Retype each record below word for word. Leave the pictures out.

--- start Recorded data ---

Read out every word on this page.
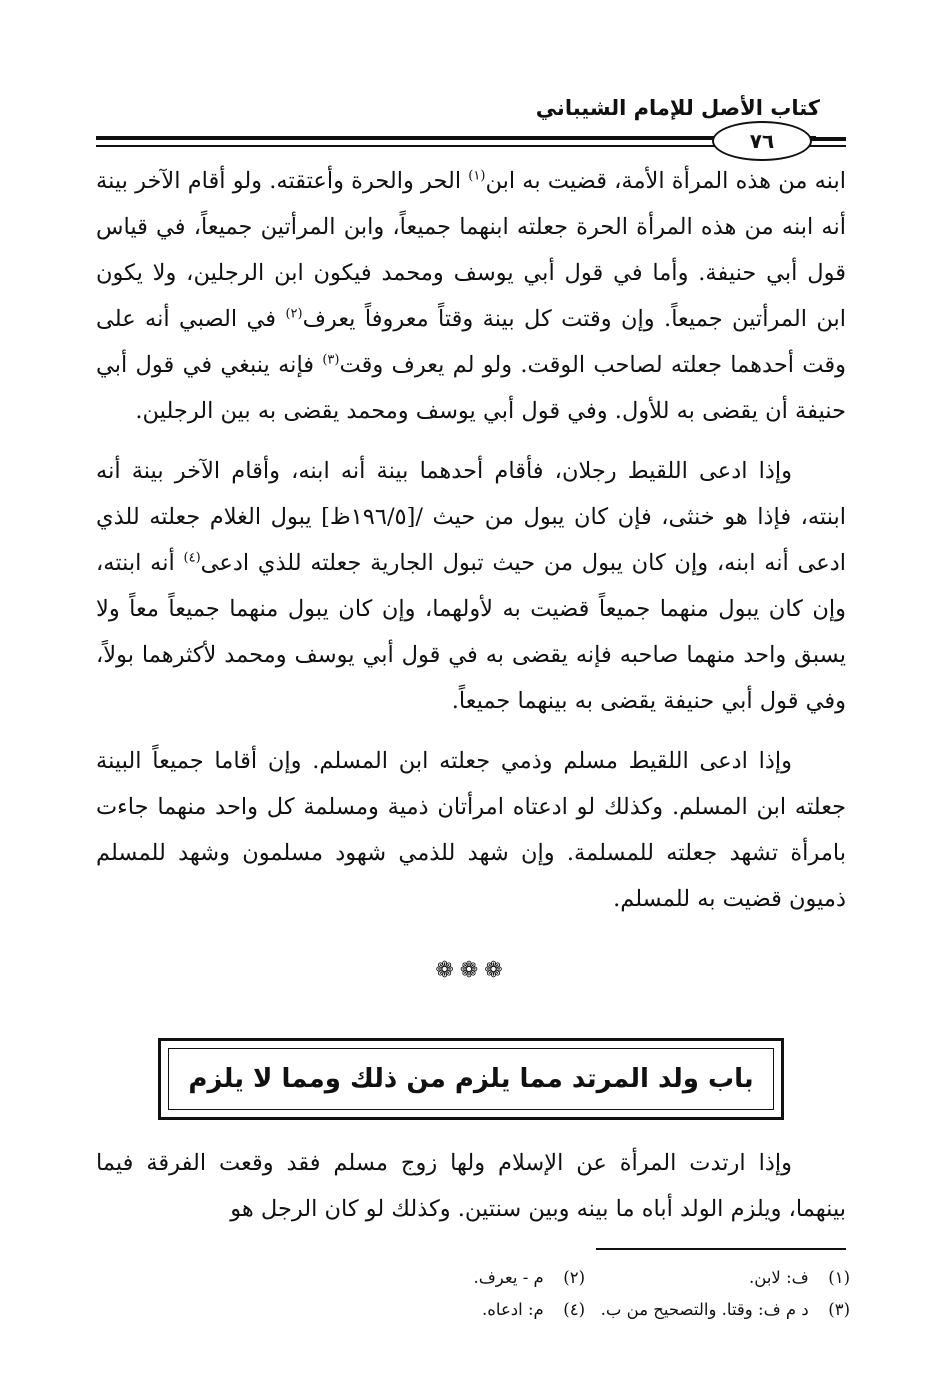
كتاب الأصل للإمام الشيباني
٧٦

ابنه من هذه المرأة الأمة، قضيت به ابن$^{(١)}$ الحر والحرة وأعتقته. ولو أقام الآخر بينة أنه ابنه من هذه المرأة الحرة جعلته ابنهما جميعاً، وابن المرأتين جميعاً، في قياس قول أبي حنيفة. وأما في قول أبي يوسف ومحمد فيكون ابن الرجلين، ولا يكون ابن المرأتين جميعاً. وإن وقتت كل بينة وقتاً معروفاً يعرف$^{(٢)}$ في الصبي أنه على وقت أحدهما جعلته لصاحب الوقت. ولو لم يعرف وقت$^{(٣)}$ فإنه ينبغي في قول أبي حنيفة أن يقضى به للأول. وفي قول أبي يوسف ومحمد يقضى به بين الرجلين.

وإذا ادعى اللقيط رجلان، فأقام أحدهما بينة أنه ابنه، وأقام الآخر بينة أنه ابنته، فإذا هو خنثى، فإن كان يبول من حيث /[١٩٦/٥ظ] يبول الغلام جعلته للذي ادعى أنه ابنه، وإن كان يبول من حيث تبول الجارية جعلته للذي ادعى$^{(٤)}$ أنه ابنته، وإن كان يبول منهما جميعاً قضيت به لأولهما، وإن كان يبول منهما جميعاً معاً ولا يسبق واحد منهما صاحبه فإنه يقضى به في قول أبي يوسف ومحمد لأكثرهما بولاً، وفي قول أبي حنيفة يقضى به بينهما جميعاً.

وإذا ادعى اللقيط مسلم وذمي جعلته ابن المسلم. وإن أقاما جميعاً البينة جعلته ابن المسلم. وكذلك لو ادعتاه امرأتان ذمية ومسلمة كل واحد منهما جاءت بامرأة تشهد جعلته للمسلمة. وإن شهد للذمي شهود مسلمون وشهد للمسلم ذميون قضيت به للمسلم.

❁❁❁
باب ولد المرتد مما يلزم من ذلك ومما لا يلزم

وإذا ارتدت المرأة عن الإسلام ولها زوج مسلم فقد وقعت الفرقة فيما بينهما، ويلزم الولد أباه ما بينه وبين سنتين. وكذلك لو كان الرجل هو

(١) ف: لابن.
(٢) م - يعرف.
(٣) د م ف: وقتا. والتصحيح من ب.
(٤) م: ادعاه.
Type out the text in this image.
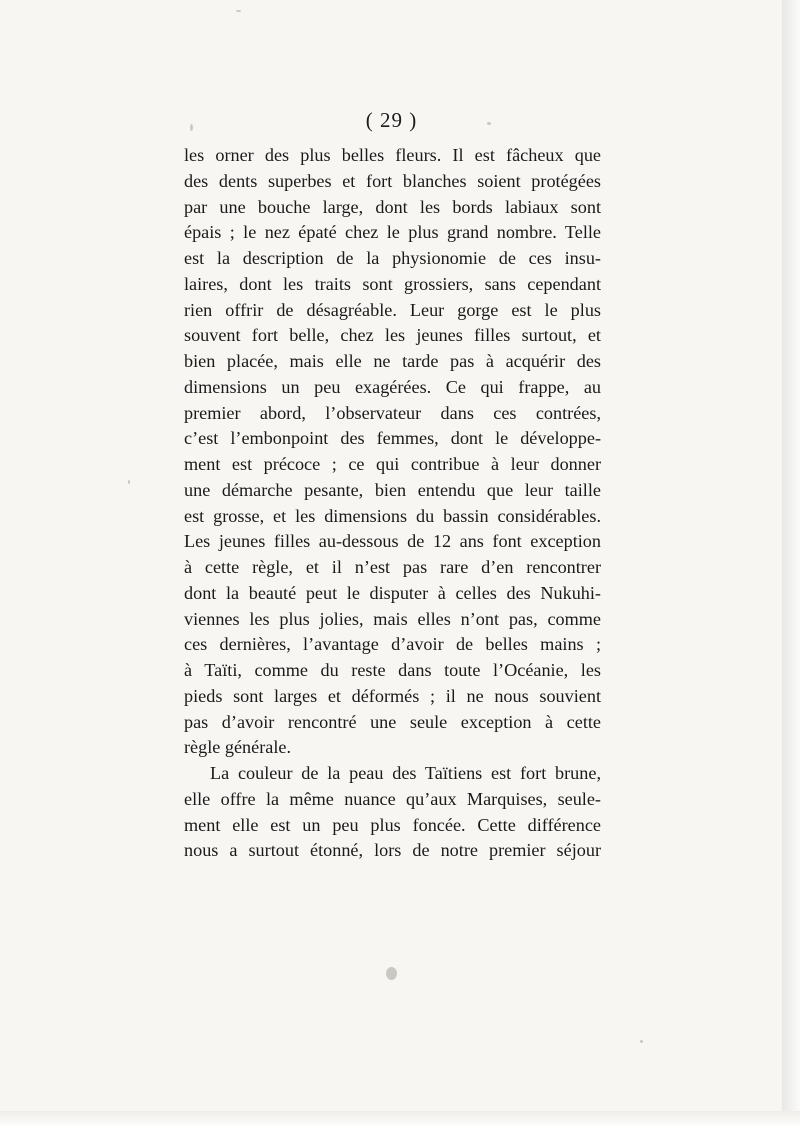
( 29 )
les orner des plus belles fleurs. Il est fâcheux que
des dents superbes et fort blanches soient protégées
par une bouche large, dont les bords labiaux sont
épais ; le nez épaté chez le plus grand nombre. Telle
est la description de la physionomie de ces insu-
laires, dont les traits sont grossiers, sans cependant
rien offrir de désagréable. Leur gorge est le plus
souvent fort belle, chez les jeunes filles surtout, et
bien placée, mais elle ne tarde pas à acquérir des
dimensions un peu exagérées. Ce qui frappe, au
premier abord, l’observateur dans ces contrées,
c’est l’embonpoint des femmes, dont le développe-
ment est précoce ; ce qui contribue à leur donner
une démarche pesante, bien entendu que leur taille
est grosse, et les dimensions du bassin considérables.
Les jeunes filles au-dessous de 12 ans font exception
à cette règle, et il n’est pas rare d’en rencontrer
dont la beauté peut le disputer à celles des Nukuhi-
viennes les plus jolies, mais elles n’ont pas, comme
ces dernières, l’avantage d’avoir de belles mains ;
à Taïti, comme du reste dans toute l’Océanie, les
pieds sont larges et déformés ; il ne nous souvient
pas d’avoir rencontré une seule exception à cette
règle générale.
La couleur de la peau des Taïtiens est fort brune,
elle offre la même nuance qu’aux Marquises, seule-
ment elle est un peu plus foncée. Cette différence
nous a surtout étonné, lors de notre premier séjour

--- end Recorded data ---

Reply =>
Read out every word on this page.
كتاب الأصل للإمام الشيباني
٧٦

ابنه من هذه المرأة الأمة، قضيت به ابن$^{(١)}$ الحر والحرة وأعتقته. ولو أقام الآخر بينة أنه ابنه من هذه المرأة الحرة جعلته ابنهما جميعاً، وابن المرأتين جميعاً، في قياس قول أبي حنيفة. وأما في قول أبي يوسف ومحمد فيكون ابن الرجلين، ولا يكون ابن المرأتين جميعاً. وإن وقتت كل بينة وقتاً معروفاً يعرف$^{(٢)}$ في الصبي أنه على وقت أحدهما جعلته لصاحب الوقت. ولو لم يعرف وقت$^{(٣)}$ فإنه ينبغي في قول أبي حنيفة أن يقضى به للأول. وفي قول أبي يوسف ومحمد يقضى به بين الرجلين.

وإذا ادعى اللقيط رجلان، فأقام أحدهما بينة أنه ابنه، وأقام الآخر بينة أنه ابنته، فإذا هو خنثى، فإن كان يبول من حيث /[١٩٦/٥ظ] يبول الغلام جعلته للذي ادعى أنه ابنه، وإن كان يبول من حيث تبول الجارية جعلته للذي ادعى$^{(٤)}$ أنه ابنته، وإن كان يبول منهما جميعاً قضيت به لأولهما، وإن كان يبول منهما جميعاً معاً ولا يسبق واحد منهما صاحبه فإنه يقضى به في قول أبي يوسف ومحمد لأكثرهما بولاً، وفي قول أبي حنيفة يقضى به بينهما جميعاً.

وإذا ادعى اللقيط مسلم وذمي جعلته ابن المسلم. وإن أقاما جميعاً البينة جعلته ابن المسلم. وكذلك لو ادعتاه امرأتان ذمية ومسلمة كل واحد منهما جاءت بامرأة تشهد جعلته للمسلمة. وإن شهد للذمي شهود مسلمون وشهد للمسلم ذميون قضيت به للمسلم.

❁❁❁
باب ولد المرتد مما يلزم من ذلك ومما لا يلزم

وإذا ارتدت المرأة عن الإسلام ولها زوج مسلم فقد وقعت الفرقة فيما بينهما، ويلزم الولد أباه ما بينه وبين سنتين. وكذلك لو كان الرجل هو

(١) ف: لابن.
(٢) م - يعرف.
(٣) د م ف: وقتا. والتصحيح من ب.
(٤) م: ادعاه.
Type out the text in this image.
( 29 )
les orner des plus belles fleurs. Il est fâcheux que
des dents superbes et fort blanches soient protégées
par une bouche large, dont les bords labiaux sont
épais ; le nez épaté chez le plus grand nombre. Telle
est la description de la physionomie de ces insu-
laires, dont les traits sont grossiers, sans cependant
rien offrir de désagréable. Leur gorge est le plus
souvent fort belle, chez les jeunes filles surtout, et
bien placée, mais elle ne tarde pas à acquérir des
dimensions un peu exagérées. Ce qui frappe, au
premier abord, l’observateur dans ces contrées,
c’est l’embonpoint des femmes, dont le développe-
ment est précoce ; ce qui contribue à leur donner
une démarche pesante, bien entendu que leur taille
est grosse, et les dimensions du bassin considérables.
Les jeunes filles au-dessous de 12 ans font exception
à cette règle, et il n’est pas rare d’en rencontrer
dont la beauté peut le disputer à celles des Nukuhi-
viennes les plus jolies, mais elles n’ont pas, comme
ces dernières, l’avantage d’avoir de belles mains ;
à Taïti, comme du reste dans toute l’Océanie, les
pieds sont larges et déformés ; il ne nous souvient
pas d’avoir rencontré une seule exception à cette
règle générale.
La couleur de la peau des Taïtiens est fort brune,
elle offre la même nuance qu’aux Marquises, seule-
ment elle est un peu plus foncée. Cette différence
nous a surtout étonné, lors de notre premier séjour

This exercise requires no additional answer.